Data shown:
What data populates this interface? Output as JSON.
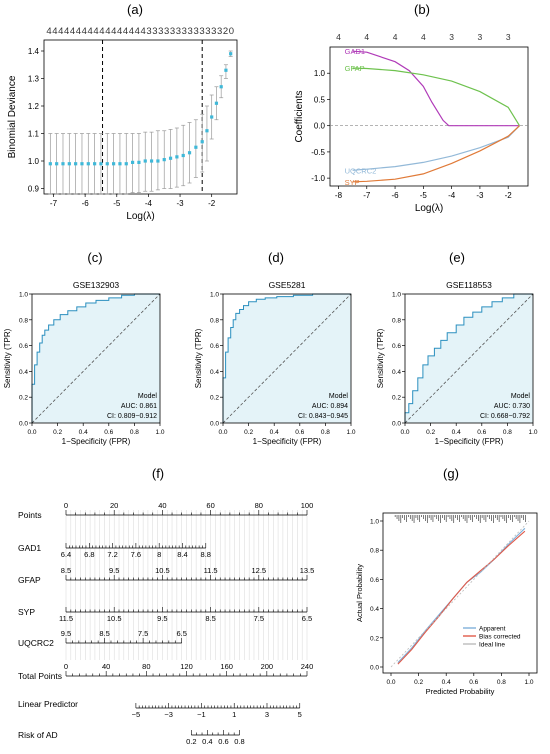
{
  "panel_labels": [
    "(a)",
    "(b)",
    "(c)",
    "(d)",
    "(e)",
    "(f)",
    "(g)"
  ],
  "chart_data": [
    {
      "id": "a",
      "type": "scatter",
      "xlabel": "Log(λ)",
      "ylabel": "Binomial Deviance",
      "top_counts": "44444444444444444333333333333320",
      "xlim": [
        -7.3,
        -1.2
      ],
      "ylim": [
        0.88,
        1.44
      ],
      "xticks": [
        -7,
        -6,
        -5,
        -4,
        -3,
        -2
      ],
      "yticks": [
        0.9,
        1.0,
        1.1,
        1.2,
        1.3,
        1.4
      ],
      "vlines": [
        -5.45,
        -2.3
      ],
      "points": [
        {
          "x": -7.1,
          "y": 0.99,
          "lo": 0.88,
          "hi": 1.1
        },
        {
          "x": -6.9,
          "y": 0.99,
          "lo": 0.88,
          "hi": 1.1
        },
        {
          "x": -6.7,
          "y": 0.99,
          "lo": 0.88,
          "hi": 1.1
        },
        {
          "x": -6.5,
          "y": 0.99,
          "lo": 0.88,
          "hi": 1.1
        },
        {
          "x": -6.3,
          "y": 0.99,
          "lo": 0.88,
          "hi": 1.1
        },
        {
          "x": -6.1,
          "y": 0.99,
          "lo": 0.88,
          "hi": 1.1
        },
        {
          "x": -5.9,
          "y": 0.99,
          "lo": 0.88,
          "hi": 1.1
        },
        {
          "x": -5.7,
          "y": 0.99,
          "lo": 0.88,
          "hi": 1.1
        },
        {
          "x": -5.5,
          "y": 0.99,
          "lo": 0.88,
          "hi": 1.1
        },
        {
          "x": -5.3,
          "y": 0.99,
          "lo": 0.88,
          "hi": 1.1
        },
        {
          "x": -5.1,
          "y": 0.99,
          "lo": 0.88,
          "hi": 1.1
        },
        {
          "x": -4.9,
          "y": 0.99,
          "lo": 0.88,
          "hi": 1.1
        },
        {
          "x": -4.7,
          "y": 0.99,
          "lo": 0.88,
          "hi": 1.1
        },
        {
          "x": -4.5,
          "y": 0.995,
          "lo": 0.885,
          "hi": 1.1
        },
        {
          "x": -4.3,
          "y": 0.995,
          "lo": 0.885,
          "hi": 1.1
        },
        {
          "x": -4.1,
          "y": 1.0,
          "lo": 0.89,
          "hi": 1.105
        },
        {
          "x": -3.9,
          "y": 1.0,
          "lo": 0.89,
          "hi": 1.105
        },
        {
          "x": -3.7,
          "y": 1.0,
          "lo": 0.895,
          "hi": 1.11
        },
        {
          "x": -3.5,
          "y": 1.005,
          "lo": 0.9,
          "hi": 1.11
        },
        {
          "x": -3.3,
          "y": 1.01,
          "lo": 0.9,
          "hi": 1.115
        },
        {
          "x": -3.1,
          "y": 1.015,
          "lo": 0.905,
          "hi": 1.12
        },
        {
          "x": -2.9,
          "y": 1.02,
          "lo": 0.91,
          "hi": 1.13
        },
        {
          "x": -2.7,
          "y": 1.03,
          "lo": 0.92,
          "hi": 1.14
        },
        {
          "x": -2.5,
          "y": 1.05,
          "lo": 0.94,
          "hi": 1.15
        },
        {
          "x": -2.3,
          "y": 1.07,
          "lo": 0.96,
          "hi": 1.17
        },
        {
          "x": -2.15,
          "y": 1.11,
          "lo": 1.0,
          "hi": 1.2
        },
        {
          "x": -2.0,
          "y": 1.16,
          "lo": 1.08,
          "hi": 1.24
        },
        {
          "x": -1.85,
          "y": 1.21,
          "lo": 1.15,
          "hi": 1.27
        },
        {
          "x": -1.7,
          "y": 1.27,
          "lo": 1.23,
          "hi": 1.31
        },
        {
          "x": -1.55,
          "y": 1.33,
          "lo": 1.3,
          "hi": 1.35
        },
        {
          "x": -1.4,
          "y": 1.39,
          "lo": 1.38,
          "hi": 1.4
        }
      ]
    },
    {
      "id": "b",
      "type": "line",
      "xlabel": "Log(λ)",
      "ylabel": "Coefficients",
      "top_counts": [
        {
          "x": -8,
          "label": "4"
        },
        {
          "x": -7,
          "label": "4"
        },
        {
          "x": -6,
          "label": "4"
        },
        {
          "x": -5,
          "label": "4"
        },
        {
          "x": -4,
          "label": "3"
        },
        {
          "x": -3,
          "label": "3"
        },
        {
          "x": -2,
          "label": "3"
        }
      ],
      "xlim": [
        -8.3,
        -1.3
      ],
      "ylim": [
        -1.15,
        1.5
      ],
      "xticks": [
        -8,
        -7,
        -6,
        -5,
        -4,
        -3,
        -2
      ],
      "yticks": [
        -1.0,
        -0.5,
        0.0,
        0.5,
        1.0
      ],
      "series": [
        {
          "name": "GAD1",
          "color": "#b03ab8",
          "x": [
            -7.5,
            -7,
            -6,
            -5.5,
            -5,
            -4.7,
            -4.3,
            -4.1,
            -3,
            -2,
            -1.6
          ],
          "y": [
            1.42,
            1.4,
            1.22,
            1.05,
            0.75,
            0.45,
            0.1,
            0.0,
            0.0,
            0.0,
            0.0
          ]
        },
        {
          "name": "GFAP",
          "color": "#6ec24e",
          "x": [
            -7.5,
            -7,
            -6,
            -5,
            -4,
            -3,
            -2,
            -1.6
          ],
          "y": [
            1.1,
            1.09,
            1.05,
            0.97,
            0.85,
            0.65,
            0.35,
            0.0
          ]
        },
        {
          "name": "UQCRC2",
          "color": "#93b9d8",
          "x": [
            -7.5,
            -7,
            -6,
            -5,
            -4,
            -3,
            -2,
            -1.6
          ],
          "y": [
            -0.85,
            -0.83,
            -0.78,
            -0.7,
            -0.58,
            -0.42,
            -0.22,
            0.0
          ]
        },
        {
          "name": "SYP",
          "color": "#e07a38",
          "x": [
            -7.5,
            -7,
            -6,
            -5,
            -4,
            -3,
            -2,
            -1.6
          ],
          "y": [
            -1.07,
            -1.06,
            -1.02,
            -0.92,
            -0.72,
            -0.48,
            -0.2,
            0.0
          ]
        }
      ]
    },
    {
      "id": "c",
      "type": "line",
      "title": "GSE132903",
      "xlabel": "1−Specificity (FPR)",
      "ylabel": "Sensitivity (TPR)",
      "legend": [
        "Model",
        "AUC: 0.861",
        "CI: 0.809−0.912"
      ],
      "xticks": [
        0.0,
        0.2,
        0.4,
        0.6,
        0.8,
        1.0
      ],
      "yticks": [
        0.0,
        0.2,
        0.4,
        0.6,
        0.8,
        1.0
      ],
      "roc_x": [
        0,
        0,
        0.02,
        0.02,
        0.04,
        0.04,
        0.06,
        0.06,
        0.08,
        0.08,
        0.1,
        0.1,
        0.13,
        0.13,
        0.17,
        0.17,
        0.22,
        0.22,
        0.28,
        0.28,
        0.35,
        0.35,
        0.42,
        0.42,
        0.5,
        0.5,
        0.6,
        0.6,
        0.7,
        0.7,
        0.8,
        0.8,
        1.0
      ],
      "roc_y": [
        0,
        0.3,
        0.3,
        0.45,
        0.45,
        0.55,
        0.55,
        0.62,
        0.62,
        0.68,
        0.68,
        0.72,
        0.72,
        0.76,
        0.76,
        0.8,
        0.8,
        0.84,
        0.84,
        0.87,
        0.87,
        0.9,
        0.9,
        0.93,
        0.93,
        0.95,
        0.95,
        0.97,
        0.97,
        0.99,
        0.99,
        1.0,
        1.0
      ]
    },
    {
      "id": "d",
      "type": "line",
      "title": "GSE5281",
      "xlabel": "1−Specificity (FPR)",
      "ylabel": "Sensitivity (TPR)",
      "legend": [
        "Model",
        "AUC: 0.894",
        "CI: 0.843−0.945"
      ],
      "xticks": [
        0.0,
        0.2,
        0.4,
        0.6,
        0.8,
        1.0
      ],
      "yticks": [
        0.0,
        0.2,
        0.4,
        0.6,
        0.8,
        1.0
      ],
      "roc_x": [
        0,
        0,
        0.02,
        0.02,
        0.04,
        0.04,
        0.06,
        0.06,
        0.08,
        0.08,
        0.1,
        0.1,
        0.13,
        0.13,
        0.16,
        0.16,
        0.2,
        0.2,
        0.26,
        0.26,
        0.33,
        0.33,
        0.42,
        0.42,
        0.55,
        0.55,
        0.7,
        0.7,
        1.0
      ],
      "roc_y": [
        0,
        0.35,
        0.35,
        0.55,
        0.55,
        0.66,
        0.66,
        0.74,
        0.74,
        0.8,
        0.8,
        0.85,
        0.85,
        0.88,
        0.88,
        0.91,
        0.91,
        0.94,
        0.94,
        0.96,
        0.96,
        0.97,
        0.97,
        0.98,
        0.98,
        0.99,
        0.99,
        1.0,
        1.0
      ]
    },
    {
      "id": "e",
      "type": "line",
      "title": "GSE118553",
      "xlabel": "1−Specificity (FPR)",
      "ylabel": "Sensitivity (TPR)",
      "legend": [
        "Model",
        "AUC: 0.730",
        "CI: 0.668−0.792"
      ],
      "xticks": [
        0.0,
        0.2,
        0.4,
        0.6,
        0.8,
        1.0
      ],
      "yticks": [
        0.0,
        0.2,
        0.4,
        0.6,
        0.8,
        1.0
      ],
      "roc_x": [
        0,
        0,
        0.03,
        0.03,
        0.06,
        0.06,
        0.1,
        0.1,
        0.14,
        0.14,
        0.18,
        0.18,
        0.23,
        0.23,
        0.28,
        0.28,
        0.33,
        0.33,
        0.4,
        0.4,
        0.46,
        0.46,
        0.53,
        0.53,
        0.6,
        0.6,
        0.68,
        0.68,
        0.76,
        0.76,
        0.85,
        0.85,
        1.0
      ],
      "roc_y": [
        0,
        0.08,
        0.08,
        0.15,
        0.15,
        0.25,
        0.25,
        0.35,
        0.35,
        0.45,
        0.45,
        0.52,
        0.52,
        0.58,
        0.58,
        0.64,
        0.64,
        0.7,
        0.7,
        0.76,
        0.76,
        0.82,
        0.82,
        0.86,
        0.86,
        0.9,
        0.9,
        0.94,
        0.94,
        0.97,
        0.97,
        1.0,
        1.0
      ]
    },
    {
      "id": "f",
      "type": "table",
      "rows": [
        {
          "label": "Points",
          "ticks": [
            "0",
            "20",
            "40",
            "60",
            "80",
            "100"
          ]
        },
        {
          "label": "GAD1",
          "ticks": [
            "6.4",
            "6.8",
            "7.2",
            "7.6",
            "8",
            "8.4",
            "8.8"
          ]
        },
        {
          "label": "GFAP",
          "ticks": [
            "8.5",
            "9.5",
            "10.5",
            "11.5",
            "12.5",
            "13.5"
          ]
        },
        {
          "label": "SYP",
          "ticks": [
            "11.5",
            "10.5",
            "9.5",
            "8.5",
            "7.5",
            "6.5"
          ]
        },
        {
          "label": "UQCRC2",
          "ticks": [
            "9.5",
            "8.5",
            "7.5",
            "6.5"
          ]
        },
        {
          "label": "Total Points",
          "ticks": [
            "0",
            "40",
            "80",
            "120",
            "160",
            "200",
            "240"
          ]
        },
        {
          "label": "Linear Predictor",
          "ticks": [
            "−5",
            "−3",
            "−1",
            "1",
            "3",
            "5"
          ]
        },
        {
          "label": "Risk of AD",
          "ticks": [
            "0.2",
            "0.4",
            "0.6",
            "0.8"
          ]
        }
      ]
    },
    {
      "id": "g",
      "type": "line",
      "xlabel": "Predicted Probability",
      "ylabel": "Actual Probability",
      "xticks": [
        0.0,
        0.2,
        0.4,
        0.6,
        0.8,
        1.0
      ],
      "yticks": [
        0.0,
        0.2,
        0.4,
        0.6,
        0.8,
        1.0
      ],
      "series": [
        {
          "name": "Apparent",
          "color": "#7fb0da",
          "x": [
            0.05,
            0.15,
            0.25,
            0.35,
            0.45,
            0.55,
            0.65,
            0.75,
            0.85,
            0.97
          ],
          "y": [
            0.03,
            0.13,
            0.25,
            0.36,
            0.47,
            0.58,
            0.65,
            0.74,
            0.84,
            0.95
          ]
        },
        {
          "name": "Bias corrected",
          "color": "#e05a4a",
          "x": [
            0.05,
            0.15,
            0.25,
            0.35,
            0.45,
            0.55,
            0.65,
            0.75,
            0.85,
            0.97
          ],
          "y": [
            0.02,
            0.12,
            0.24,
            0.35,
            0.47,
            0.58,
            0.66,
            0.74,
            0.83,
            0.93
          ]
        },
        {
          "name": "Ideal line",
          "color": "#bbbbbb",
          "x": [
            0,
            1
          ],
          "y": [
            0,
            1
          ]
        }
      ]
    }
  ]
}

Your instructions: Copy every line of the data that holds the string "Probability".

Solution below:
      "xlabel": "Predicted Probability",
      "ylabel": "Actual Probability",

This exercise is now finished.